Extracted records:
◇ ◇ ◇

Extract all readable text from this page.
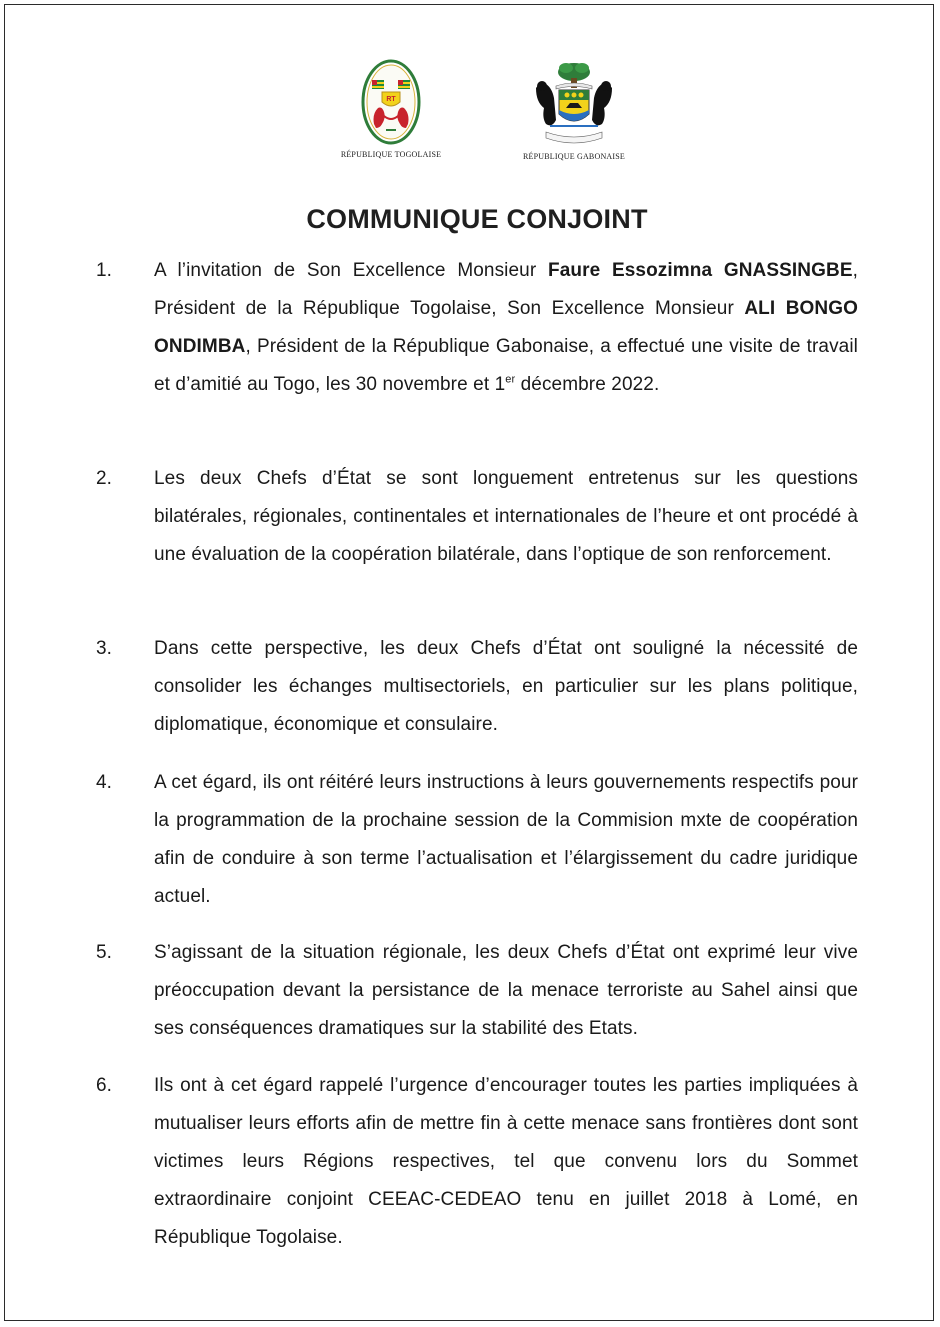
RT
RÉPUBLIQUE TOGOLAISE	RÉPUBLIQUE GABONAISE
COMMUNIQUE CONJOINT
1.	A l’invitation de Son Excellence Monsieur Faure Essozimna GNASSINGBE, Président de la République Togolaise, Son Excellence Monsieur ALI BONGO ONDIMBA, Président de la République Gabonaise, a effectué une visite de travail et d’amitié au Togo, les 30 novembre et 1er décembre 2022.
2.	Les deux Chefs d’État se sont longuement entretenus sur les questions bilatérales, régionales, continentales et internationales de l’heure et ont procédé à une évaluation de la coopération bilatérale, dans l’optique de son renforcement.
3.	Dans cette perspective, les deux Chefs d’État ont souligné la nécessité de consolider les échanges multisectoriels, en particulier sur les plans politique, diplomatique, économique et consulaire.
4.	A cet égard, ils ont réitéré leurs instructions à leurs gouvernements respectifs pour la programmation de la prochaine session de la Commision mxte de coopération afin de conduire à son terme l’actualisation et l’élargissement du cadre juridique actuel.
5.	S’agissant de la situation régionale, les deux Chefs d’État ont exprimé leur vive préoccupation devant la persistance de la menace terroriste au Sahel ainsi que ses conséquences dramatiques sur la stabilité des Etats.
6.	Ils ont à cet égard rappelé l’urgence d’encourager toutes les parties impliquées à mutualiser leurs efforts afin de mettre fin à cette menace sans frontières dont sont victimes leurs Régions respectives, tel que convenu lors du Sommet extraordinaire conjoint CEEAC-CEDEAO tenu en juillet 2018 à Lomé, en République Togolaise.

◇ ◇ ◇

## Instruction
Transcribe the records above verbatim. Do not carry over any picture.

## Output below
Extract all readable text from this page.
RT
RÉPUBLIQUE TOGOLAISE	RÉPUBLIQUE GABONAISE
COMMUNIQUE CONJOINT
1.	A l’invitation de Son Excellence Monsieur Faure Essozimna GNASSINGBE, Président de la République Togolaise, Son Excellence Monsieur ALI BONGO ONDIMBA, Président de la République Gabonaise, a effectué une visite de travail et d’amitié au Togo, les 30 novembre et 1er décembre 2022.
2.	Les deux Chefs d’État se sont longuement entretenus sur les questions bilatérales, régionales, continentales et internationales de l’heure et ont procédé à une évaluation de la coopération bilatérale, dans l’optique de son renforcement.
3.	Dans cette perspective, les deux Chefs d’État ont souligné la nécessité de consolider les échanges multisectoriels, en particulier sur les plans politique, diplomatique, économique et consulaire.
4.	A cet égard, ils ont réitéré leurs instructions à leurs gouvernements respectifs pour la programmation de la prochaine session de la Commision mxte de coopération afin de conduire à son terme l’actualisation et l’élargissement du cadre juridique actuel.
5.	S’agissant de la situation régionale, les deux Chefs d’État ont exprimé leur vive préoccupation devant la persistance de la menace terroriste au Sahel ainsi que ses conséquences dramatiques sur la stabilité des Etats.
6.	Ils ont à cet égard rappelé l’urgence d’encourager toutes les parties impliquées à mutualiser leurs efforts afin de mettre fin à cette menace sans frontières dont sont victimes leurs Régions respectives, tel que convenu lors du Sommet extraordinaire conjoint CEEAC-CEDEAO tenu en juillet 2018 à Lomé, en République Togolaise.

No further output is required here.